**Stated exercise:**
Below are some entries. Output each one exactly as it appears.

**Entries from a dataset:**
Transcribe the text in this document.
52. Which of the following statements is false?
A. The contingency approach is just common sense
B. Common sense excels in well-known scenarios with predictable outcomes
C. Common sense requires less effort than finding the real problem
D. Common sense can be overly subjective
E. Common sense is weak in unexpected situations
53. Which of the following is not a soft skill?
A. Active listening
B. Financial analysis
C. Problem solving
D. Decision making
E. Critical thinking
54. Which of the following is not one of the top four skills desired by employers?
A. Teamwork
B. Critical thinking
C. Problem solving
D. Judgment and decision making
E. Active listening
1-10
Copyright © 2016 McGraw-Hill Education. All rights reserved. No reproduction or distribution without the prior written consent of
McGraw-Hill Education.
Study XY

**Response to the exercise:**
Transcribe the text in this document.
52. Which of the following statements is false?
A. The contingency approach is just common sense
B. Common sense excels in well-known scenarios with predictable outcomes
C. Common sense requires less effort than finding the real problem
D. Common sense can be overly subjective
E. Common sense is weak in unexpected situations
53. Which of the following is not a soft skill?
A. Active listening
B. Financial analysis
C. Problem solving
D. Decision making
E. Critical thinking
54. Which of the following is not one of the top four skills desired by employers?
A. Teamwork
B. Critical thinking
C. Problem solving
D. Judgment and decision making
E. Active listening
1-10
Copyright © 2016 McGraw-Hill Education. All rights reserved. No reproduction or distribution without the prior written consent of
McGraw-Hill Education.
Study XY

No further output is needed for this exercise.